[Data entries]
▶

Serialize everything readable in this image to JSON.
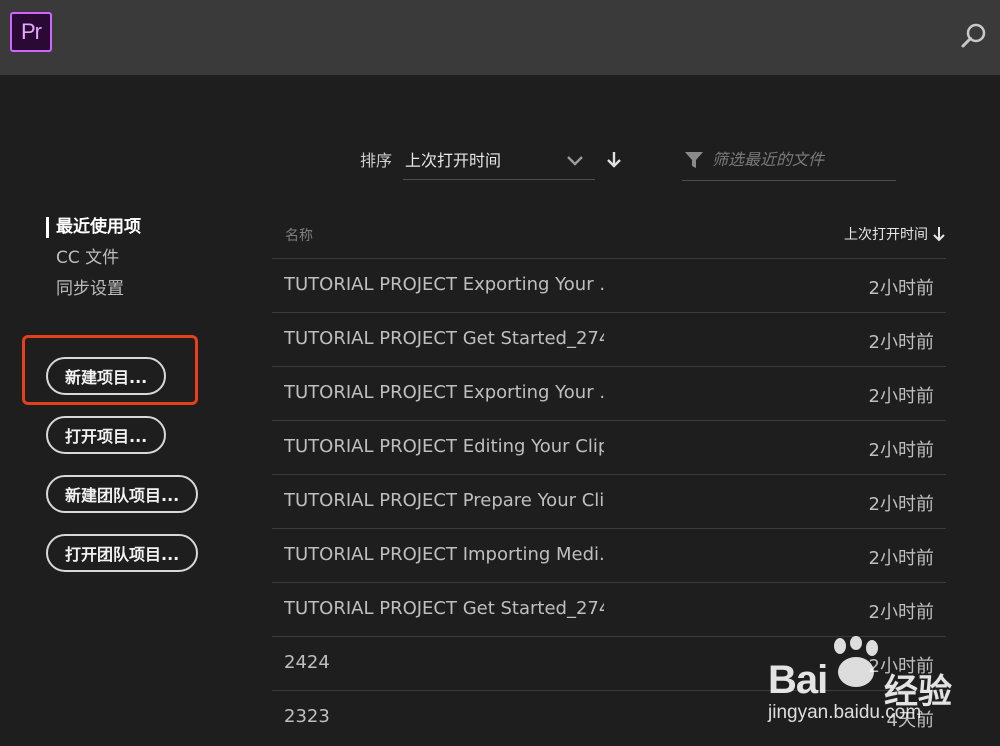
{
  "app": {
    "logo_text": "Pr"
  },
  "toolbar": {
    "search_icon": "search-icon"
  },
  "sort": {
    "label": "排序",
    "selected": "上次打开时间",
    "direction_icon": "arrow-down-icon"
  },
  "filter": {
    "placeholder": "筛选最近的文件",
    "icon": "funnel-icon"
  },
  "nav": {
    "items": [
      {
        "label": "最近使用项",
        "active": true
      },
      {
        "label": "CC 文件",
        "active": false
      },
      {
        "label": "同步设置",
        "active": false
      }
    ]
  },
  "actions": {
    "new_project": "新建项目...",
    "open_project": "打开项目...",
    "new_team_project": "新建团队项目...",
    "open_team_project": "打开团队项目..."
  },
  "table": {
    "col_name": "名称",
    "col_time": "上次打开时间",
    "rows": [
      {
        "name": "TUTORIAL PROJECT Exporting Your ...",
        "time": "2小时前"
      },
      {
        "name": "TUTORIAL PROJECT Get Started_274...",
        "time": "2小时前"
      },
      {
        "name": "TUTORIAL PROJECT Exporting Your ...",
        "time": "2小时前"
      },
      {
        "name": "TUTORIAL PROJECT Editing Your Clip...",
        "time": "2小时前"
      },
      {
        "name": "TUTORIAL PROJECT Prepare Your Cli...",
        "time": "2小时前"
      },
      {
        "name": "TUTORIAL PROJECT Importing Medi...",
        "time": "2小时前"
      },
      {
        "name": "TUTORIAL PROJECT Get Started_274...",
        "time": "2小时前"
      },
      {
        "name": "2424",
        "time": "2小时前"
      },
      {
        "name": "2323",
        "time": "4天前"
      }
    ]
  },
  "watermark": {
    "brand": "Bai",
    "brand_suffix": "经验",
    "url": "jingyan.baidu.com"
  },
  "colors": {
    "highlight": "#e4401c",
    "logo_border": "#cc66ff",
    "background": "#1e1e1e",
    "topbar": "#3a3a3a"
  }
}
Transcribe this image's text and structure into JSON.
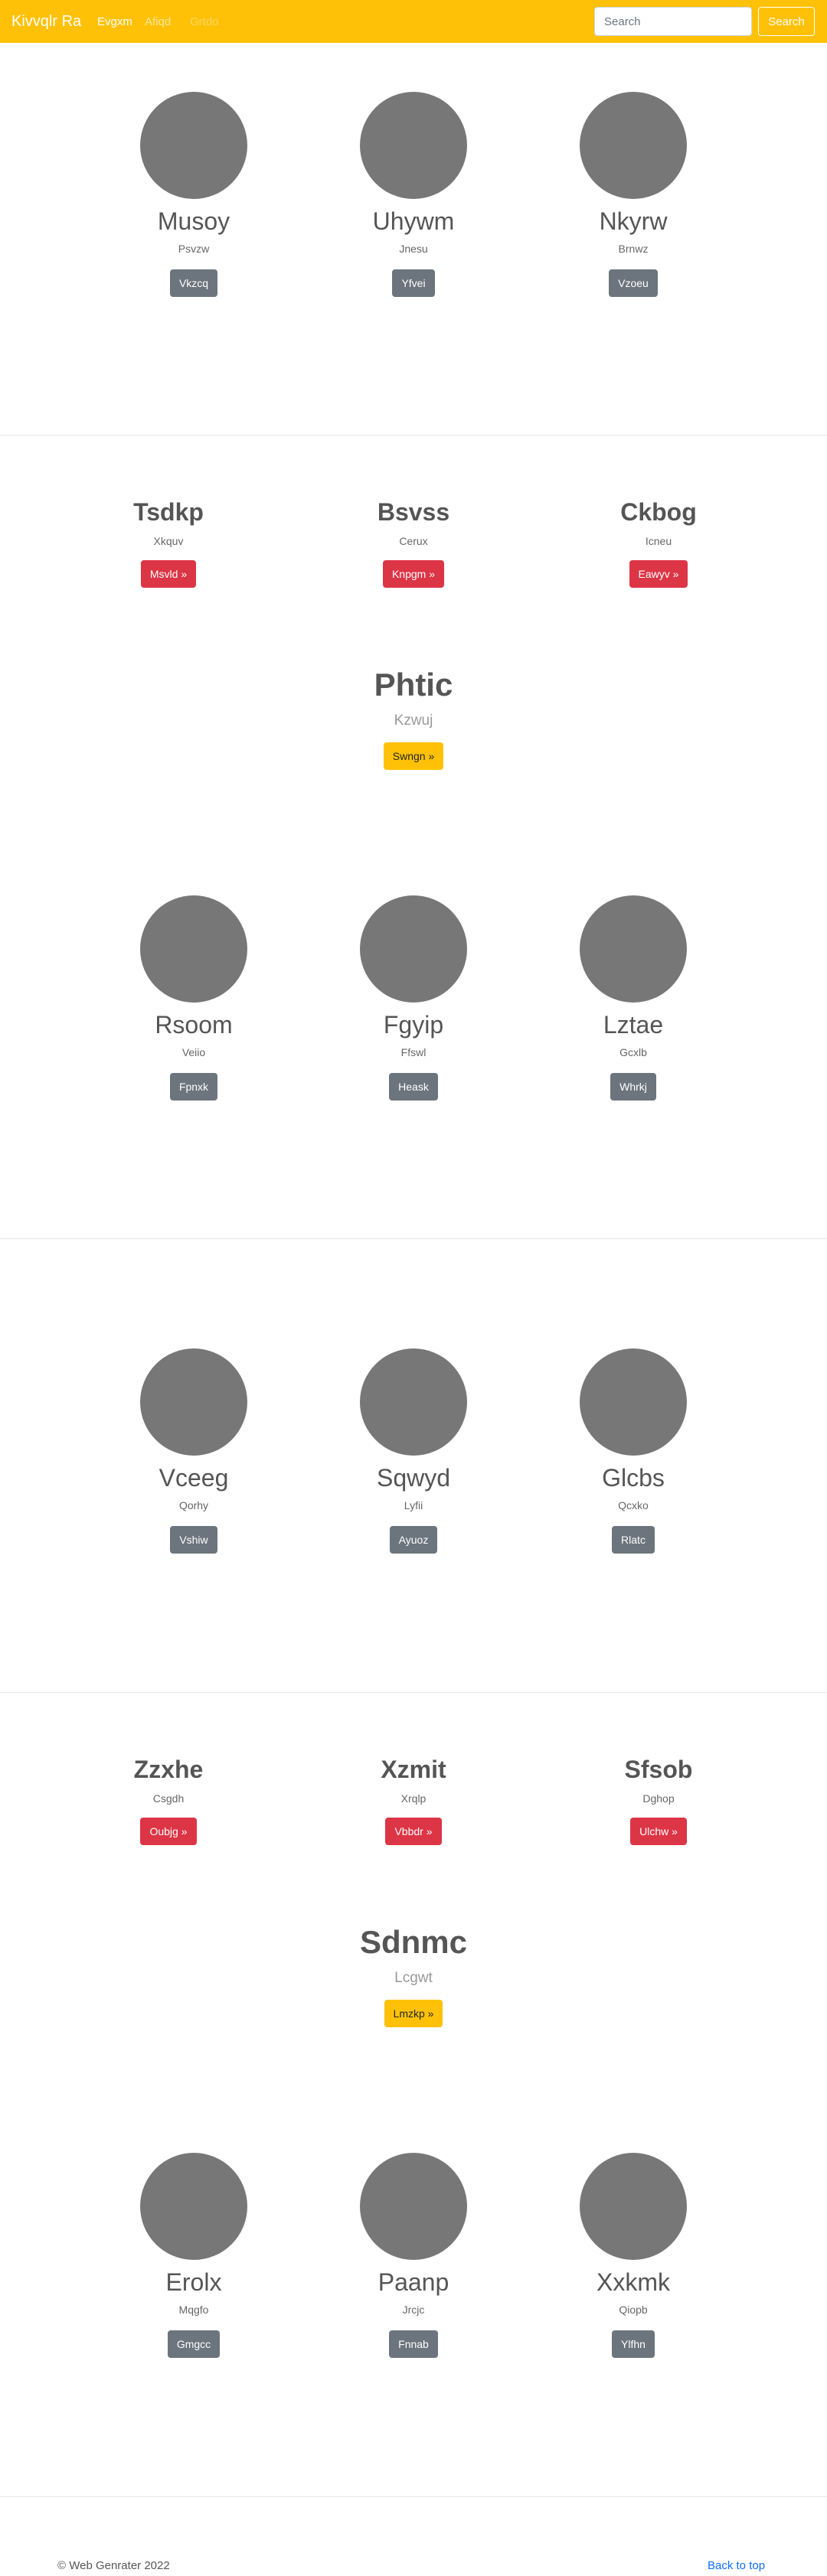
{
  "navbar": {
    "brand": "Kivvqlr Ra",
    "links": [
      "Evgxm",
      "Afiqd",
      "Grtdo"
    ],
    "search_placeholder": "Search",
    "search_button": "Search"
  },
  "section1": [
    {
      "name": "Musoy",
      "sub": "Psvzw",
      "button": "Vkzcq"
    },
    {
      "name": "Uhywm",
      "sub": "Jnesu",
      "button": "Yfvei"
    },
    {
      "name": "Nkyrw",
      "sub": "Brnwz",
      "button": "Vzoeu"
    }
  ],
  "section2": {
    "features": [
      {
        "name": "Tsdkp",
        "sub": "Xkquv",
        "button": "Msvld »"
      },
      {
        "name": "Bsvss",
        "sub": "Cerux",
        "button": "Knpgm »"
      },
      {
        "name": "Ckbog",
        "sub": "Icneu",
        "button": "Eawyv »"
      }
    ],
    "highlight": {
      "name": "Phtic",
      "sub": "Kzwuj",
      "button": "Swngn »"
    }
  },
  "section3": [
    {
      "name": "Rsoom",
      "sub": "Veiio",
      "button": "Fpnxk"
    },
    {
      "name": "Fgyip",
      "sub": "Ffswl",
      "button": "Heask"
    },
    {
      "name": "Lztae",
      "sub": "Gcxlb",
      "button": "Whrkj"
    }
  ],
  "section4": [
    {
      "name": "Vceeg",
      "sub": "Qorhy",
      "button": "Vshiw"
    },
    {
      "name": "Sqwyd",
      "sub": "Lyfii",
      "button": "Ayuoz"
    },
    {
      "name": "Glcbs",
      "sub": "Qcxko",
      "button": "Rlatc"
    }
  ],
  "section5": {
    "features": [
      {
        "name": "Zzxhe",
        "sub": "Csgdh",
        "button": "Oubjg »"
      },
      {
        "name": "Xzmit",
        "sub": "Xrqlp",
        "button": "Vbbdr »"
      },
      {
        "name": "Sfsob",
        "sub": "Dghop",
        "button": "Ulchw »"
      }
    ],
    "highlight": {
      "name": "Sdnmc",
      "sub": "Lcgwt",
      "button": "Lmzkp »"
    }
  },
  "section6": [
    {
      "name": "Erolx",
      "sub": "Mqgfo",
      "button": "Gmgcc"
    },
    {
      "name": "Paanp",
      "sub": "Jrcjc",
      "button": "Fnnab"
    },
    {
      "name": "Xxkmk",
      "sub": "Qiopb",
      "button": "Ylfhn"
    }
  ],
  "footer": {
    "copyright": "© Web Genrater 2022",
    "back_to_top": "Back to top"
  },
  "colors": {
    "navbar": "#ffc107",
    "avatar": "#777777",
    "button_gray": "#6c757d",
    "button_red": "#dc3545",
    "button_yellow": "#ffc107",
    "link_blue": "#0d6efd"
  }
}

◀

== Work to be completed ==
Find the lines that include the string "Your", then copy each of them.

== Correct result ==
        "name": "TUTORIAL PROJECT Exporting Your ...",
        "name": "TUTORIAL PROJECT Exporting Your ...",
        "name": "TUTORIAL PROJECT Editing Your Clip...",
        "name": "TUTORIAL PROJECT Prepare Your Cli...",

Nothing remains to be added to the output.